• SET TASK:
Do not carry the pictures over; copy every other part of the entries exactly.

• MATERIAL:
* * * * * * *

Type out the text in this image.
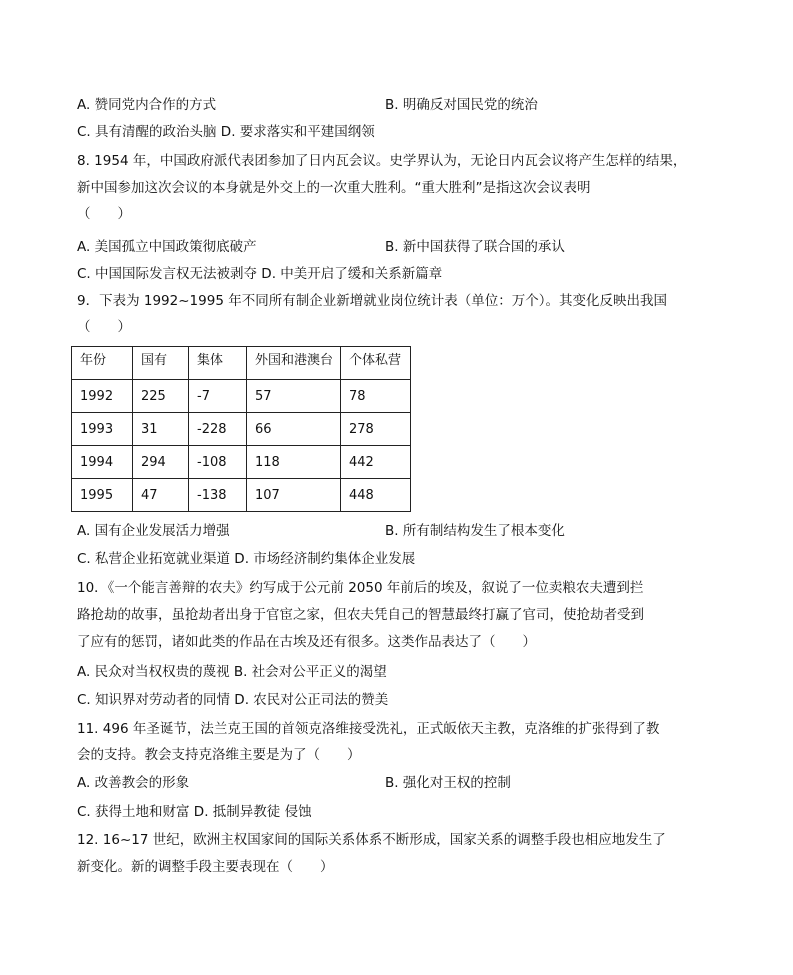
A. 赞同党内合作的方式	B. 明确反对国民党的统治
C. 具有清醒的政治头脑 D. 要求落实和平建国纲领
8. 1954 年，中国政府派代表团参加了日内瓦会议。史学界认为，无论日内瓦会议将产生怎样的结果，
新中国参加这次会议的本身就是外交上的一次重大胜利。“重大胜利”是指这次会议表明
（　　）
A. 美国孤立中国政策彻底破产	B. 新中国获得了联合国的承认
C. 中国国际发言权无法被剥夺 D. 中美开启了缓和关系新篇章
9．下表为 1992~1995 年不同所有制企业新增就业岗位统计表（单位：万个）。其变化反映出我国
（　　）
年份	国有	集体	外国和港澳台	个体私营
1992	225	-7	57	78
1993	31	-228	66	278
1994	294	-108	118	442
1995	47	-138	107	448
A. 国有企业发展活力增强	B. 所有制结构发生了根本变化
C. 私营企业拓宽就业渠道 D. 市场经济制约集体企业发展
10．《一个能言善辩的农夫》约写成于公元前 2050 年前后的埃及，叙说了一位卖粮农夫遭到拦
路抢劫的故事，虽抢劫者出身于官宦之家，但农夫凭自己的智慧最终打赢了官司，使抢劫者受到
了应有的惩罚，诸如此类的作品在古埃及还有很多。这类作品表达了（　　）
A. 民众对当权权贵的蔑视 B. 社会对公平正义的渴望
C. 知识界对劳动者的同情 D. 农民对公正司法的赞美
11. 496 年圣诞节，法兰克王国的首领克洛维接受洗礼，正式皈依天主教，克洛维的扩张得到了教
会的支持。教会支持克洛维主要是为了（　　）
A. 改善教会的形象	B. 强化对王权的控制
C. 获得土地和财富 D. 抵制异教徒 侵蚀
12. 16~17 世纪，欧洲主权国家间的国际关系体系不断形成，国家关系的调整手段也相应地发生了
新变化。新的调整手段主要表现在（　　）
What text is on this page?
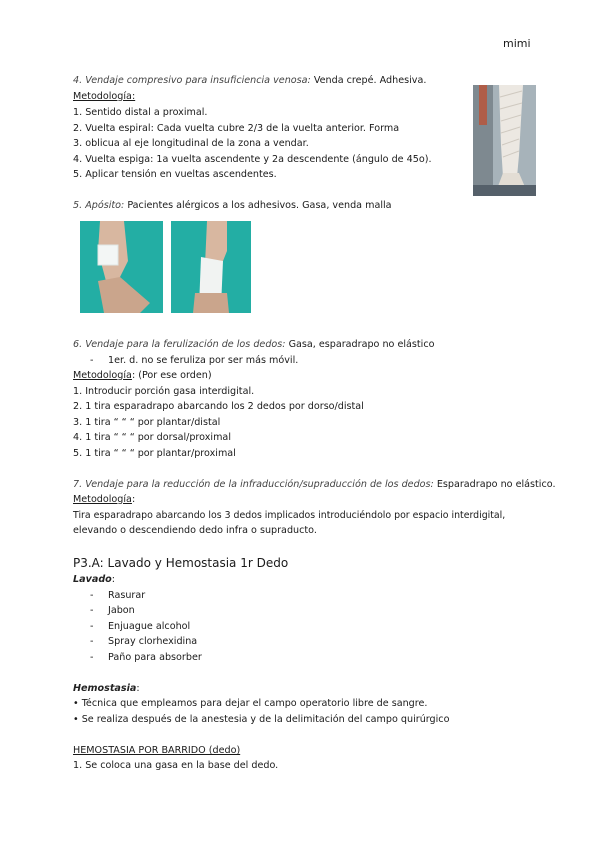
mimi
4. Vendaje compresivo para insuficiencia venosa: Venda crepé. Adhesiva.
Metodología:
1. Sentido distal a proximal.
2. Vuelta espiral: Cada vuelta cubre 2/3 de la vuelta anterior. Forma
3. oblicua al eje longitudinal de la zona a vendar.
4. Vuelta espiga: 1a vuelta ascendente y 2a descendente (ángulo de 45o).
5. Aplicar tensión en vueltas ascendentes.
5. Apósito: Pacientes alérgicos a los adhesivos. Gasa, venda malla
6. Vendaje para la ferulización de los dedos: Gasa, esparadrapo no elástico
- 1er. d. no se ferulizа por ser más móvil.
Metodología: (Por ese orden)
1. Introducir porción gasa interdigital.
2. 1 tira esparadrapo abarcando los 2 dedos por dorso/distal
3. 1 tira “ “ “ por plantar/distal
4. 1 tira “ “ “ por dorsal/proximal
5. 1 tira “ “ “ por plantar/proximal
7. Vendaje para la reducción de la infraducción/supraducción de los dedos: Esparadrapo no elástico.
Metodología:
Tira esparadrapo abarcando los 3 dedos implicados introduciéndolo por espacio interdigital,
elevando o descendiendo dedo infra o supraducto.
P3.A: Lavado y Hemostasia 1r Dedo
Lavado:
- Rasurar
- Jabon
- Enjuague alcohol
- Spray clorhexidina
- Paño para absorber
Hemostasia:
• Técnica que empleamos para dejar el campo operatorio libre de sangre.
• Se realiza después de la anestesia y de la delimitación del campo quirúrgico
HEMOSTASIA POR BARRIDO (dedo)
1. Se coloca una gasa en la base del dedo.
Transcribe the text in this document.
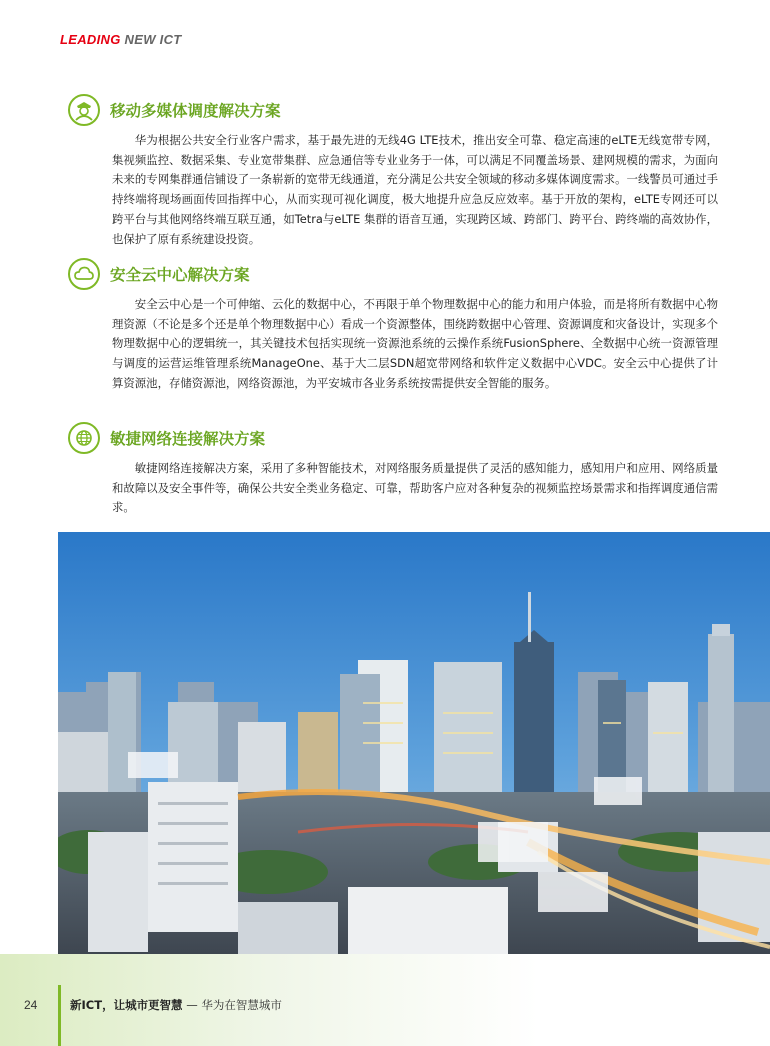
LEADING NEW ICT
移动多媒体调度解决方案
华为根据公共安全行业客户需求，基于最先进的无线4G LTE技术，推出安全可靠、稳定高速的eLTE无线宽带专网，集视频监控、数据采集、专业宽带集群、应急通信等专业业务于一体，可以满足不同覆盖场景、建网规模的需求，为面向未来的专网集群通信铺设了一条崭新的宽带无线通道，充分满足公共安全领域的移动多媒体调度需求。一线警员可通过手持终端将现场画面传回指挥中心，从而实现可视化调度，极大地提升应急反应效率。基于开放的架构，eLTE专网还可以跨平台与其他网络终端互联互通，如Tetra与eLTE 集群的语音互通，实现跨区域、跨部门、跨平台、跨终端的高效协作，也保护了原有系统建设投资。
安全云中心解决方案
安全云中心是一个可伸缩、云化的数据中心，不再限于单个物理数据中心的能力和用户体验，而是将所有数据中心物理资源（不论是多个还是单个物理数据中心）看成一个资源整体，围绕跨数据中心管理、资源调度和灾备设计，实现多个物理数据中心的逻辑统一，其关键技术包括实现统一资源池系统的云操作系统FusionSphere、全数据中心统一资源管理与调度的运营运维管理系统ManageOne、基于大二层SDN超宽带网络和软件定义数据中心VDC。安全云中心提供了计算资源池，存储资源池，网络资源池，为平安城市各业务系统按需提供安全智能的服务。
敏捷网络连接解决方案
敏捷网络连接解决方案，采用了多种智能技术，对网络服务质量提供了灵活的感知能力，感知用户和应用、网络质量和故障以及安全事件等，确保公共安全类业务稳定、可靠，帮助客户应对各种复杂的视频监控场景需求和指挥调度通信需求。
24	新ICT，让城市更智慧 — 华为在智慧城市
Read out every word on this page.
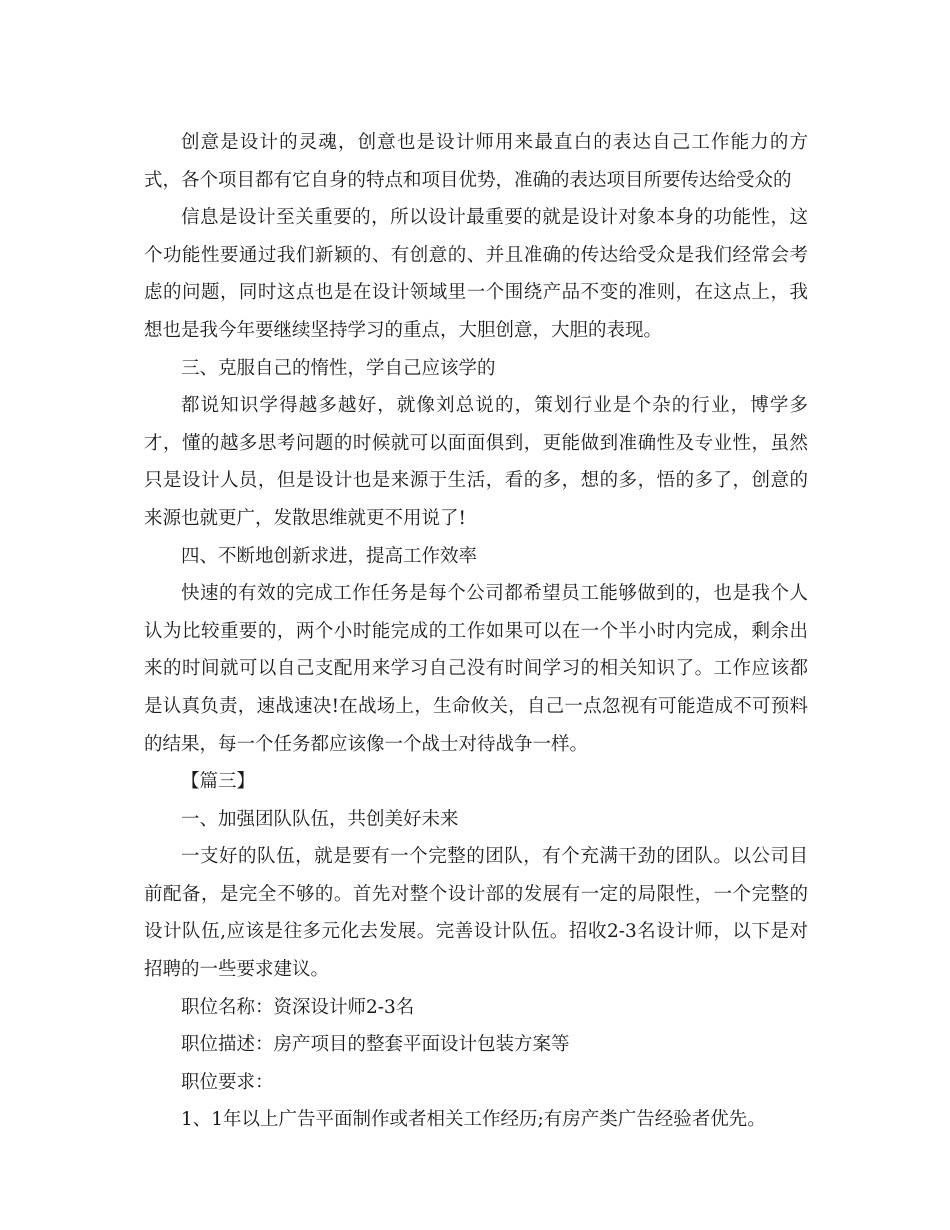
创意是设计的灵魂，创意也是设计师用来最直白的表达自己工作能力的方式，各个项目都有它自身的特点和项目优势，准确的表达项目所要传达给受众的

信息是设计至关重要的，所以设计最重要的就是设计对象本身的功能性，这个功能性要通过我们新颖的、有创意的、并且准确的传达给受众是我们经常会考虑的问题，同时这点也是在设计领域里一个围绕产品不变的准则，在这点上，我想也是我今年要继续坚持学习的重点，大胆创意，大胆的表现。

三、克服自己的惰性，学自己应该学的

都说知识学得越多越好，就像刘总说的，策划行业是个杂的行业，博学多才，懂的越多思考问题的时候就可以面面俱到，更能做到准确性及专业性，虽然只是设计人员，但是设计也是来源于生活，看的多，想的多，悟的多了，创意的来源也就更广，发散思维就更不用说了!

四、不断地创新求进，提高工作效率

快速的有效的完成工作任务是每个公司都希望员工能够做到的，也是我个人认为比较重要的，两个小时能完成的工作如果可以在一个半小时内完成，剩余出来的时间就可以自己支配用来学习自己没有时间学习的相关知识了。工作应该都是认真负责，速战速决!在战场上，生命攸关，自己一点忽视有可能造成不可预料的结果，每一个任务都应该像一个战士对待战争一样。

【篇三】

一、加强团队队伍，共创美好未来

一支好的队伍，就是要有一个完整的团队，有个充满干劲的团队。以公司目前配备，是完全不够的。首先对整个设计部的发展有一定的局限性，一个完整的设计队伍,应该是往多元化去发展。完善设计队伍。招收2-3名设计师，以下是对招聘的一些要求建议。

职位名称：资深设计师2-3名

职位描述：房产项目的整套平面设计包装方案等

职位要求：

1、1年以上广告平面制作或者相关工作经历;有房产类广告经验者优先。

* * * * * * *

• ANSWER:
Type out the text in this image.
A. 赞同党内合作的方式	B. 明确反对国民党的统治
C. 具有清醒的政治头脑 D. 要求落实和平建国纲领
8. 1954 年，中国政府派代表团参加了日内瓦会议。史学界认为，无论日内瓦会议将产生怎样的结果，
新中国参加这次会议的本身就是外交上的一次重大胜利。“重大胜利”是指这次会议表明
（　　）
A. 美国孤立中国政策彻底破产	B. 新中国获得了联合国的承认
C. 中国国际发言权无法被剥夺 D. 中美开启了缓和关系新篇章
9．下表为 1992~1995 年不同所有制企业新增就业岗位统计表（单位：万个）。其变化反映出我国
（　　）
年份	国有	集体	外国和港澳台	个体私营
1992	225	-7	57	78
1993	31	-228	66	278
1994	294	-108	118	442
1995	47	-138	107	448
A. 国有企业发展活力增强	B. 所有制结构发生了根本变化
C. 私营企业拓宽就业渠道 D. 市场经济制约集体企业发展
10．《一个能言善辩的农夫》约写成于公元前 2050 年前后的埃及，叙说了一位卖粮农夫遭到拦
路抢劫的故事，虽抢劫者出身于官宦之家，但农夫凭自己的智慧最终打赢了官司，使抢劫者受到
了应有的惩罚，诸如此类的作品在古埃及还有很多。这类作品表达了（　　）
A. 民众对当权权贵的蔑视 B. 社会对公平正义的渴望
C. 知识界对劳动者的同情 D. 农民对公正司法的赞美
11. 496 年圣诞节，法兰克王国的首领克洛维接受洗礼，正式皈依天主教，克洛维的扩张得到了教
会的支持。教会支持克洛维主要是为了（　　）
A. 改善教会的形象	B. 强化对王权的控制
C. 获得土地和财富 D. 抵制异教徒 侵蚀
12. 16~17 世纪，欧洲主权国家间的国际关系体系不断形成，国家关系的调整手段也相应地发生了
新变化。新的调整手段主要表现在（　　）
What text is on this page?
mimi
4. Vendaje compresivo para insuficiencia venosa: Venda crepé. Adhesiva.
Metodología:
1. Sentido distal a proximal.
2. Vuelta espiral: Cada vuelta cubre 2/3 de la vuelta anterior. Forma
3. oblicua al eje longitudinal de la zona a vendar.
4. Vuelta espiga: 1a vuelta ascendente y 2a descendente (ángulo de 45o).
5. Aplicar tensión en vueltas ascendentes.
5. Apósito: Pacientes alérgicos a los adhesivos. Gasa, venda malla
6. Vendaje para la ferulización de los dedos: Gasa, esparadrapo no elástico
- 1er. d. no se ferulizа por ser más móvil.
Metodología: (Por ese orden)
1. Introducir porción gasa interdigital.
2. 1 tira esparadrapo abarcando los 2 dedos por dorso/distal
3. 1 tira “ “ “ por plantar/distal
4. 1 tira “ “ “ por dorsal/proximal
5. 1 tira “ “ “ por plantar/proximal
7. Vendaje para la reducción de la infraducción/supraducción de los dedos: Esparadrapo no elástico.
Metodología:
Tira esparadrapo abarcando los 3 dedos implicados introduciéndolo por espacio interdigital,
elevando o descendiendo dedo infra o supraducto.
P3.A: Lavado y Hemostasia 1r Dedo
Lavado:
- Rasurar
- Jabon
- Enjuague alcohol
- Spray clorhexidina
- Paño para absorber
Hemostasia:
• Técnica que empleamos para dejar el campo operatorio libre de sangre.
• Se realiza después de la anestesia y de la delimitación del campo quirúrgico
HEMOSTASIA POR BARRIDO (dedo)
1. Se coloca una gasa en la base del dedo.
Transcribe the text in this document.
LEADING NEW ICT
移动多媒体调度解决方案
华为根据公共安全行业客户需求，基于最先进的无线4G LTE技术，推出安全可靠、稳定高速的eLTE无线宽带专网，集视频监控、数据采集、专业宽带集群、应急通信等专业业务于一体，可以满足不同覆盖场景、建网规模的需求，为面向未来的专网集群通信铺设了一条崭新的宽带无线通道，充分满足公共安全领域的移动多媒体调度需求。一线警员可通过手持终端将现场画面传回指挥中心，从而实现可视化调度，极大地提升应急反应效率。基于开放的架构，eLTE专网还可以跨平台与其他网络终端互联互通，如Tetra与eLTE 集群的语音互通，实现跨区域、跨部门、跨平台、跨终端的高效协作，也保护了原有系统建设投资。
安全云中心解决方案
安全云中心是一个可伸缩、云化的数据中心，不再限于单个物理数据中心的能力和用户体验，而是将所有数据中心物理资源（不论是多个还是单个物理数据中心）看成一个资源整体，围绕跨数据中心管理、资源调度和灾备设计，实现多个物理数据中心的逻辑统一，其关键技术包括实现统一资源池系统的云操作系统FusionSphere、全数据中心统一资源管理与调度的运营运维管理系统ManageOne、基于大二层SDN超宽带网络和软件定义数据中心VDC。安全云中心提供了计算资源池，存储资源池，网络资源池，为平安城市各业务系统按需提供安全智能的服务。
敏捷网络连接解决方案
敏捷网络连接解决方案，采用了多种智能技术，对网络服务质量提供了灵活的感知能力，感知用户和应用、网络质量和故障以及安全事件等，确保公共安全类业务稳定、可靠，帮助客户应对各种复杂的视频监控场景需求和指挥调度通信需求。
24	新ICT，让城市更智慧 — 华为在智慧城市
Read out every word on this page.
创意是设计的灵魂，创意也是设计师用来最直白的表达自己工作能力的方式，各个项目都有它自身的特点和项目优势，准确的表达项目所要传达给受众的

信息是设计至关重要的，所以设计最重要的就是设计对象本身的功能性，这个功能性要通过我们新颖的、有创意的、并且准确的传达给受众是我们经常会考虑的问题，同时这点也是在设计领域里一个围绕产品不变的准则，在这点上，我想也是我今年要继续坚持学习的重点，大胆创意，大胆的表现。

三、克服自己的惰性，学自己应该学的

都说知识学得越多越好，就像刘总说的，策划行业是个杂的行业，博学多才，懂的越多思考问题的时候就可以面面俱到，更能做到准确性及专业性，虽然只是设计人员，但是设计也是来源于生活，看的多，想的多，悟的多了，创意的来源也就更广，发散思维就更不用说了!

四、不断地创新求进，提高工作效率

快速的有效的完成工作任务是每个公司都希望员工能够做到的，也是我个人认为比较重要的，两个小时能完成的工作如果可以在一个半小时内完成，剩余出来的时间就可以自己支配用来学习自己没有时间学习的相关知识了。工作应该都是认真负责，速战速决!在战场上，生命攸关，自己一点忽视有可能造成不可预料的结果，每一个任务都应该像一个战士对待战争一样。

【篇三】

一、加强团队队伍，共创美好未来

一支好的队伍，就是要有一个完整的团队，有个充满干劲的团队。以公司目前配备，是完全不够的。首先对整个设计部的发展有一定的局限性，一个完整的设计队伍,应该是往多元化去发展。完善设计队伍。招收2-3名设计师，以下是对招聘的一些要求建议。

职位名称：资深设计师2-3名

职位描述：房产项目的整套平面设计包装方案等

职位要求：

1、1年以上广告平面制作或者相关工作经历;有房产类广告经验者优先。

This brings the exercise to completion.